Stated problem> Copy each line of the entries beneath that contains the word "version".

_____

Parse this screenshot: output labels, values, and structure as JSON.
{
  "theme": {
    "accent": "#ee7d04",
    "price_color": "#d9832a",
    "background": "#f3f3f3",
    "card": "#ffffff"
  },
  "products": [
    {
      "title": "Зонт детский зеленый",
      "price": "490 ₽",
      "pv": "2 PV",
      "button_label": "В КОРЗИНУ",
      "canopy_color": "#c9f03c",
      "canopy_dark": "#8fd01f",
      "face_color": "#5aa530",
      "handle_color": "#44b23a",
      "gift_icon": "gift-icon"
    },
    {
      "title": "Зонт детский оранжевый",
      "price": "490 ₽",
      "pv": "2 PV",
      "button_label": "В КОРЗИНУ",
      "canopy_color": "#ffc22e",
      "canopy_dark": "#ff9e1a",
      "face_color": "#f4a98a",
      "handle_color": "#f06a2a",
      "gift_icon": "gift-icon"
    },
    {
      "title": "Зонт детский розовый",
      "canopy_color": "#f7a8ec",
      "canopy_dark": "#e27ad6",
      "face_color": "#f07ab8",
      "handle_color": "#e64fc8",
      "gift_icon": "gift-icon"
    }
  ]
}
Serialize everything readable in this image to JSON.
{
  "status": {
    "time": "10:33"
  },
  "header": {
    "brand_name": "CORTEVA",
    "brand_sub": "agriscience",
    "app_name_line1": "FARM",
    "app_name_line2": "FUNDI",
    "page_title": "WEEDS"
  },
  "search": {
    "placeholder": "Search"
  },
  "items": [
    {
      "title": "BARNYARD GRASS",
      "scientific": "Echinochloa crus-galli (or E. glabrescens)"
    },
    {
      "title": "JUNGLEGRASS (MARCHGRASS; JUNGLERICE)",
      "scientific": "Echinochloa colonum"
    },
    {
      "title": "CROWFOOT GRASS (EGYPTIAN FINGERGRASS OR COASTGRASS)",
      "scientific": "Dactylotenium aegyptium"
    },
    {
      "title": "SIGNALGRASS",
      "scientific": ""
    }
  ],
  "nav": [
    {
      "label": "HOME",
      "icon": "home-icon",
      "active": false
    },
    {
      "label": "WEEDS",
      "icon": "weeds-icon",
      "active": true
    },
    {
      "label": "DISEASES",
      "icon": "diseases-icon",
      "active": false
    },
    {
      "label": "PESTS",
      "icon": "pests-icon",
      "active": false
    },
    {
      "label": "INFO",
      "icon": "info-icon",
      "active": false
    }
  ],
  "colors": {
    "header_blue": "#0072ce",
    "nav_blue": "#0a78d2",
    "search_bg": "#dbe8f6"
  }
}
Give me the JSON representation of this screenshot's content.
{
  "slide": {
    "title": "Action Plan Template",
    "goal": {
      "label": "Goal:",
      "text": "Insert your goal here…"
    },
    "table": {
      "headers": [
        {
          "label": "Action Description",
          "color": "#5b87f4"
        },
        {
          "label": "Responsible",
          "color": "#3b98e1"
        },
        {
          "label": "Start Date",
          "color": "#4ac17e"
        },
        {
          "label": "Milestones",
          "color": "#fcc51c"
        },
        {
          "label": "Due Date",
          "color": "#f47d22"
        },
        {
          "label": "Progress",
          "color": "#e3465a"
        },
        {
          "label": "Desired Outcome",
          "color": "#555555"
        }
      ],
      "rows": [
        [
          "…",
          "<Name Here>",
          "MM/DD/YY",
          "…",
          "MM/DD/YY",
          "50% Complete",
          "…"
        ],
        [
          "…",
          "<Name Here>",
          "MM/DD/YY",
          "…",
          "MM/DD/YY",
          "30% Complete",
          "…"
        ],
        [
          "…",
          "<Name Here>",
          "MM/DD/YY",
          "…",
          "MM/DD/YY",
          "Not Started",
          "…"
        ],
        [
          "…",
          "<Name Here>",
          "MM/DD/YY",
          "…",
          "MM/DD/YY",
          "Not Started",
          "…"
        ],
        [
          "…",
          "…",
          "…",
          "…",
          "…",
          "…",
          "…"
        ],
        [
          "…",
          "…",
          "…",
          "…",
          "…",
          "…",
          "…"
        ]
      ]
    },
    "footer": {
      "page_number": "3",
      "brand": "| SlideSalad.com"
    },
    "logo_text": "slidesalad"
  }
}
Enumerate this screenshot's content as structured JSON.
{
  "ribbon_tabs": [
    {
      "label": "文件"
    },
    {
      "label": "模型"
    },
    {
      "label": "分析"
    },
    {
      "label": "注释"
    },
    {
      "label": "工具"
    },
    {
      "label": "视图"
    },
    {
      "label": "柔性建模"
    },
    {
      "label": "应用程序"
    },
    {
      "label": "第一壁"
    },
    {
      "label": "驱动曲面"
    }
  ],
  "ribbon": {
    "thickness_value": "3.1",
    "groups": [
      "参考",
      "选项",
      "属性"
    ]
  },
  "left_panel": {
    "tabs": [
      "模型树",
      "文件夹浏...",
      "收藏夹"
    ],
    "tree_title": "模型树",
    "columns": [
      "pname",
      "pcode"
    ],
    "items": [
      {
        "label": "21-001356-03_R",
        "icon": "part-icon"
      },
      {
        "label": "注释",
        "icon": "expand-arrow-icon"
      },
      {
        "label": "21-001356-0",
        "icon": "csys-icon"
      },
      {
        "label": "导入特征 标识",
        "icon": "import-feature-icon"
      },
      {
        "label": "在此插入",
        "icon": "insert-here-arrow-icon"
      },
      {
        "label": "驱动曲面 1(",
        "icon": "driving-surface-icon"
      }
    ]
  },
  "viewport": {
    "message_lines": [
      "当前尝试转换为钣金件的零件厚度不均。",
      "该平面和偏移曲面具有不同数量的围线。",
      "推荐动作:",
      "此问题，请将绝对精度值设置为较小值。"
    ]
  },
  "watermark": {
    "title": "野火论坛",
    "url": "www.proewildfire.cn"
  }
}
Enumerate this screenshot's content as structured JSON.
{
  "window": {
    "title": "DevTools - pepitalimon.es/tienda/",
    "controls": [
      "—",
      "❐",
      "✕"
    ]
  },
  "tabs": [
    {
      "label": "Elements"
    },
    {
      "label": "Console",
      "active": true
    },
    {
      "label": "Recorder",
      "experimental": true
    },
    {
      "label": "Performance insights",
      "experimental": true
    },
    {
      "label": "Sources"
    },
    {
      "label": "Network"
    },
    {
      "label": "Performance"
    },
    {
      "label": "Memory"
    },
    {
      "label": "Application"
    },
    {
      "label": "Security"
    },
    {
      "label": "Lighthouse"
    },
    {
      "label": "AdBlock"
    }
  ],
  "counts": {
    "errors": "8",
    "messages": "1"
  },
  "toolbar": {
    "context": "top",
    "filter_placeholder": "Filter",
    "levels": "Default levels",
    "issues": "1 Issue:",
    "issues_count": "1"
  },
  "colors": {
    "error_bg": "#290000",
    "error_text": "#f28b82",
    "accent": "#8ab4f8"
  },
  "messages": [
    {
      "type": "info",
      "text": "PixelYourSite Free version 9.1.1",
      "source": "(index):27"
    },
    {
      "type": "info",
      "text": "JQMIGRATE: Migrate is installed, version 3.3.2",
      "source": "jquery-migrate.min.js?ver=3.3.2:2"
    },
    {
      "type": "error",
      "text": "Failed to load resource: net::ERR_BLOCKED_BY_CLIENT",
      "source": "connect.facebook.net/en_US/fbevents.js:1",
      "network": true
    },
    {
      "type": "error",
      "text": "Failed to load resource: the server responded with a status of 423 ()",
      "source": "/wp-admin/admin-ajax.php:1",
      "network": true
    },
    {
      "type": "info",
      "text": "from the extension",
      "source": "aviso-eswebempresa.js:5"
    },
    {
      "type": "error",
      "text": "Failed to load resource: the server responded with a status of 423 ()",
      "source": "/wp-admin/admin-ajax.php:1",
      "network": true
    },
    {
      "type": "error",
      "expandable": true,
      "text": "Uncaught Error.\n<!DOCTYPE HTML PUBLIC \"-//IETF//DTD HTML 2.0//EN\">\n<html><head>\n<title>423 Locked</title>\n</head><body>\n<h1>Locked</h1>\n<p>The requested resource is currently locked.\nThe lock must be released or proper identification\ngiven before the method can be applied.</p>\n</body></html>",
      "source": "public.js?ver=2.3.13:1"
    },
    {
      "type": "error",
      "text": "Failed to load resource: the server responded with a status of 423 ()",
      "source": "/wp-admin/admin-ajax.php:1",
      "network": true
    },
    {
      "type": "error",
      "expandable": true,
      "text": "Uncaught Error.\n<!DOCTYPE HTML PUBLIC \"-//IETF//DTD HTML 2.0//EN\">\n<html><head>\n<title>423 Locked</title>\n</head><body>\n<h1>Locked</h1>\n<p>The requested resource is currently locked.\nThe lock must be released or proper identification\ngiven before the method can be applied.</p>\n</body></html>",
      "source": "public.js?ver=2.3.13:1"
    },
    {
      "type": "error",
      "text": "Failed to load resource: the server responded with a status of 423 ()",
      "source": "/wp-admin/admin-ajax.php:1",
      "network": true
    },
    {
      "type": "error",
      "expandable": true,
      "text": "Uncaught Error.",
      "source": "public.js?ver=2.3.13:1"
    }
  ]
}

_____

Correct output>
      "text": "PixelYourSite Free version 9.1.1",
      "text": "JQMIGRATE: Migrate is installed, version 3.3.2",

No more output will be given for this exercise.